Directive:
Find each line with the string "Closed" and report it.

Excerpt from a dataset
_ _ _

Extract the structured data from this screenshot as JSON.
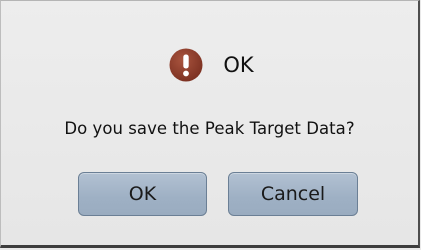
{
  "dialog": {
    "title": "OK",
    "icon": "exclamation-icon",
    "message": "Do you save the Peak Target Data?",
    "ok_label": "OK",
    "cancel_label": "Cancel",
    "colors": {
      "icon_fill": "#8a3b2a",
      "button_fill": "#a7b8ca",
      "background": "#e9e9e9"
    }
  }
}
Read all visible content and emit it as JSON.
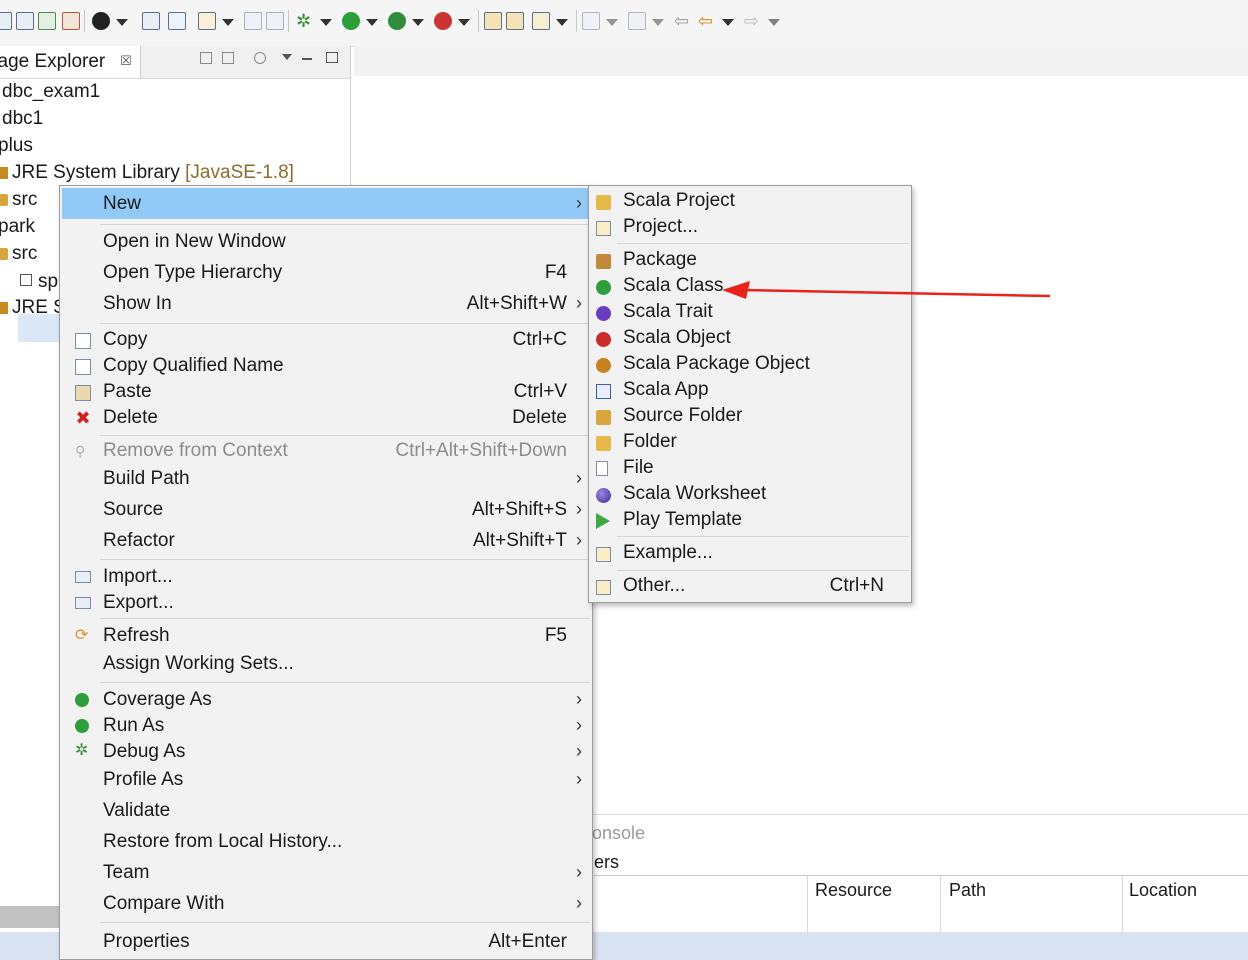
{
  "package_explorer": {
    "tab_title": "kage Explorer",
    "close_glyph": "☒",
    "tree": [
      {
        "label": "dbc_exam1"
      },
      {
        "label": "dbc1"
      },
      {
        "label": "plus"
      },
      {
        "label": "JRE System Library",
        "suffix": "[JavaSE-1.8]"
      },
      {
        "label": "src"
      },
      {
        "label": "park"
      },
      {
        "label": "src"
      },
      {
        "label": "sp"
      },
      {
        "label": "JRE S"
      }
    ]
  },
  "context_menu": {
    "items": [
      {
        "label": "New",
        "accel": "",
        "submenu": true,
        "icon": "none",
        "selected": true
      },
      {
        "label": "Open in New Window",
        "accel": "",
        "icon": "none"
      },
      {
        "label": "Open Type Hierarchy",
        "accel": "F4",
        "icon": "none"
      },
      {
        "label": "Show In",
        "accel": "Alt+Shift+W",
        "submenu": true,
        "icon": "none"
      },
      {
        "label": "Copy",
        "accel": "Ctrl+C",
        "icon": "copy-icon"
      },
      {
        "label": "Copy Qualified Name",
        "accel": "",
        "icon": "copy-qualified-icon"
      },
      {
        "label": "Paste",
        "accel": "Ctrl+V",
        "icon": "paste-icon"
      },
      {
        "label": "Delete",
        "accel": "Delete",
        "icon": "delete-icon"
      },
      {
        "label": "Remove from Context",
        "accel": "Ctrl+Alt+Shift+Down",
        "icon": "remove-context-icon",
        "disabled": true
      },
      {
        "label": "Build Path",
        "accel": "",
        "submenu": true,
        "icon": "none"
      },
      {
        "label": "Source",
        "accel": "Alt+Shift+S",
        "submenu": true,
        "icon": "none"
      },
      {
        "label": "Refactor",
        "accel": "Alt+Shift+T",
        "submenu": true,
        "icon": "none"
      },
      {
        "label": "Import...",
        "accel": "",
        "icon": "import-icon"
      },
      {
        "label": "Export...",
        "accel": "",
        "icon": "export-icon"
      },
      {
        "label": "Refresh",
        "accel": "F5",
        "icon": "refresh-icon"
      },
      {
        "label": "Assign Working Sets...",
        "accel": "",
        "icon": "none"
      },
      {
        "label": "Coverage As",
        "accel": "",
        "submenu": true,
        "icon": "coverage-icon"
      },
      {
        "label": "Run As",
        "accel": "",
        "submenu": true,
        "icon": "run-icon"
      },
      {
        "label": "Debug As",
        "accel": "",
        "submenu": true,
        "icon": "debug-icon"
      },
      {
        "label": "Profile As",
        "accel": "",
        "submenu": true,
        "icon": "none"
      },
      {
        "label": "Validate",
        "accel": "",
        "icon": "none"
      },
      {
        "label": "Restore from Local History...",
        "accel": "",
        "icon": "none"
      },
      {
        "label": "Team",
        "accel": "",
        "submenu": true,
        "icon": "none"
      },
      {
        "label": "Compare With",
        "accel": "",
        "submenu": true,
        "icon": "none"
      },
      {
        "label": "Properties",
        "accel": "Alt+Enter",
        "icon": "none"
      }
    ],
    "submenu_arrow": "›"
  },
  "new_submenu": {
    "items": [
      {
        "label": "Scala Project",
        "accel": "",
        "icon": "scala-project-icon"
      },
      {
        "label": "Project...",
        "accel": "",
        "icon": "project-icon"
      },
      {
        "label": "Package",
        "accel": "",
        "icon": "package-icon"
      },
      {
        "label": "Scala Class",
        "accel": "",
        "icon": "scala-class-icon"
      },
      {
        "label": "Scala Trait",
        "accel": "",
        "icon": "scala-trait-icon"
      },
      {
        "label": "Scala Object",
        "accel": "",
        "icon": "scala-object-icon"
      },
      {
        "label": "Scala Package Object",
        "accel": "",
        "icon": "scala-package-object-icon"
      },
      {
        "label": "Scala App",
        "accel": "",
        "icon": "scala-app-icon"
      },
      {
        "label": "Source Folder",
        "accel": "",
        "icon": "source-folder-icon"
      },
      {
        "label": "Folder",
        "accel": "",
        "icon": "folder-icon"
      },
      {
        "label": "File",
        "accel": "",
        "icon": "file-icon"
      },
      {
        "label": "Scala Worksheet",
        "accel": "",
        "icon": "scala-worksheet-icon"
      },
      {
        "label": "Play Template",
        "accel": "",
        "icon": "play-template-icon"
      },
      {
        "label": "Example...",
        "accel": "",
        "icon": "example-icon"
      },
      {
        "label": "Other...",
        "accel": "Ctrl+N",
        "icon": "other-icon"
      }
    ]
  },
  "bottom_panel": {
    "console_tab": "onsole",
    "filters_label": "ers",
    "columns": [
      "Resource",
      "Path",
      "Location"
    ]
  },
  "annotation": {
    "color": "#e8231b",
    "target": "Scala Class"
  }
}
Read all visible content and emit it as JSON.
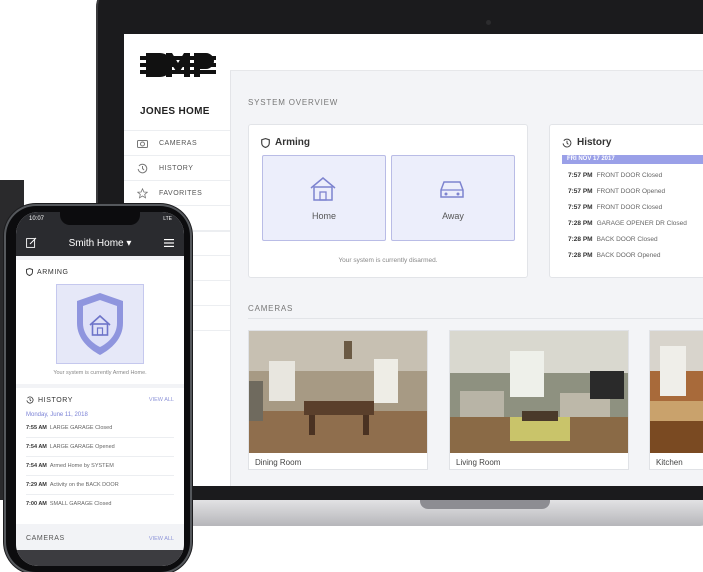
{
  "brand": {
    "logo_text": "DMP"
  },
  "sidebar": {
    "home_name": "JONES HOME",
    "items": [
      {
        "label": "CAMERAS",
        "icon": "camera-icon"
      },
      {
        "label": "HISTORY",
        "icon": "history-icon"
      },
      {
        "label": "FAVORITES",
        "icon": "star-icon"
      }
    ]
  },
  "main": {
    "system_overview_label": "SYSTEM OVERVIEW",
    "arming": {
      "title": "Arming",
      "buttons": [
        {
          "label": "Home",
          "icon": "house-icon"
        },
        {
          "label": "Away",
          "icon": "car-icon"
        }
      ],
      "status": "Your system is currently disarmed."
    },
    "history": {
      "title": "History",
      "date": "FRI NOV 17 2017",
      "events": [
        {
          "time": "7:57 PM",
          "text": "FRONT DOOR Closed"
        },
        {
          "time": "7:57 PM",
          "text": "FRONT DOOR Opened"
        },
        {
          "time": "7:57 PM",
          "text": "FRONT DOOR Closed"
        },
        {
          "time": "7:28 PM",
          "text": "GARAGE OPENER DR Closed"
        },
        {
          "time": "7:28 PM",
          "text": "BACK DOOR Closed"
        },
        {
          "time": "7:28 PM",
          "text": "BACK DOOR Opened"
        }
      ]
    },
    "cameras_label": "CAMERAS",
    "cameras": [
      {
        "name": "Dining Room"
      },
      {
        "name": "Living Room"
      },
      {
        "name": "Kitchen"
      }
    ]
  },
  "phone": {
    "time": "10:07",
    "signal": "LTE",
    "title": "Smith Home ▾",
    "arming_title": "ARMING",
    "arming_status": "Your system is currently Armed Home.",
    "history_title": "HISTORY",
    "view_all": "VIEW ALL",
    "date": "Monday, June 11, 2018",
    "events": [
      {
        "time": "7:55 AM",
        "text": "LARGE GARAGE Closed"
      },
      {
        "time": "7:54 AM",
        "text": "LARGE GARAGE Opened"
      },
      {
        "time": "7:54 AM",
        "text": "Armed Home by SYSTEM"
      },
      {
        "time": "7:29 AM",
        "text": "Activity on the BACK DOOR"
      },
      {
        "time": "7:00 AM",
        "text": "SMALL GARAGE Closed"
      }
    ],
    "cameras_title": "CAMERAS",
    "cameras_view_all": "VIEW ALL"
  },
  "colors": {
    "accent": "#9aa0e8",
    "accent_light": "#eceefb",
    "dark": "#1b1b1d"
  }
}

_ _ _

The completed task:
          "text": "FRONT DOOR Closed"
          "text": "FRONT DOOR Closed"
          "text": "GARAGE OPENER DR Closed"
          "text": "BACK DOOR Closed"
        "text": "LARGE GARAGE Closed"
        "text": "SMALL GARAGE Closed"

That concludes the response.